** START **

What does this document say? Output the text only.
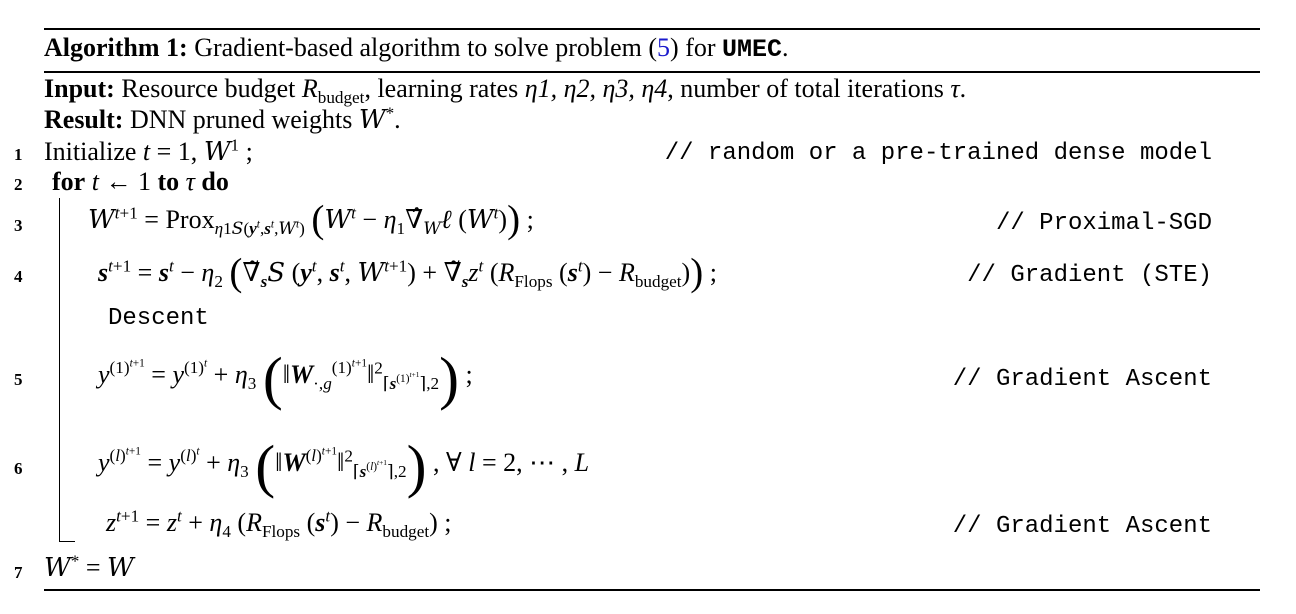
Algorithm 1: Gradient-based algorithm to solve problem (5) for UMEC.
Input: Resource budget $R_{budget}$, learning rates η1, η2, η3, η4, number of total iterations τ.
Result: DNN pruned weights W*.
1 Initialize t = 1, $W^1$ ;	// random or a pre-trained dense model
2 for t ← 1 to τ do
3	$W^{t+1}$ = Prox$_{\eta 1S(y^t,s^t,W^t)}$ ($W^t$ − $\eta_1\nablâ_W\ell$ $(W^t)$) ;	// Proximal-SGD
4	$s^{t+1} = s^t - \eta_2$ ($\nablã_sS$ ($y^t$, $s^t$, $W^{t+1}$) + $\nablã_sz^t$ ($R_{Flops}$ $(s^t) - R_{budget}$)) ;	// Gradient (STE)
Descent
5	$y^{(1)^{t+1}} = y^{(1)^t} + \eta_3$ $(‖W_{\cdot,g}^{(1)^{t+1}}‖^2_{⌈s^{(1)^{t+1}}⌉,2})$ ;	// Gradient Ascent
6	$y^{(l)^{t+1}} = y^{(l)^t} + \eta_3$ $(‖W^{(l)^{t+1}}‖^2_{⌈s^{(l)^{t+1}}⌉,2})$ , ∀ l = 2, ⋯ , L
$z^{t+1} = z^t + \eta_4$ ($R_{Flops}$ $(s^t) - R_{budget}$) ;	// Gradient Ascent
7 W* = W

** END **

Omit the pictures, then quote the rest of the material above exactly.

• [Written answer]
What does this document say? Output the text only.
Algorithm 1: Gradient-based algorithm to solve problem (5) for UMEC.
Input: Resource budget $R_{budget}$, learning rates η1, η2, η3, η4, number of total iterations τ.
Result: DNN pruned weights W*.
1 Initialize t = 1, $W^1$ ;	// random or a pre-trained dense model
2 for t ← 1 to τ do
3	$W^{t+1}$ = Prox$_{\eta 1S(y^t,s^t,W^t)}$ ($W^t$ − $\eta_1\nablâ_W\ell$ $(W^t)$) ;	// Proximal-SGD
4	$s^{t+1} = s^t - \eta_2$ ($\nablã_sS$ ($y^t$, $s^t$, $W^{t+1}$) + $\nablã_sz^t$ ($R_{Flops}$ $(s^t) - R_{budget}$)) ;	// Gradient (STE)
Descent
5	$y^{(1)^{t+1}} = y^{(1)^t} + \eta_3$ $(‖W_{\cdot,g}^{(1)^{t+1}}‖^2_{⌈s^{(1)^{t+1}}⌉,2})$ ;	// Gradient Ascent
6	$y^{(l)^{t+1}} = y^{(l)^t} + \eta_3$ $(‖W^{(l)^{t+1}}‖^2_{⌈s^{(l)^{t+1}}⌉,2})$ , ∀ l = 2, ⋯ , L
$z^{t+1} = z^t + \eta_4$ ($R_{Flops}$ $(s^t) - R_{budget}$) ;	// Gradient Ascent
7 W* = W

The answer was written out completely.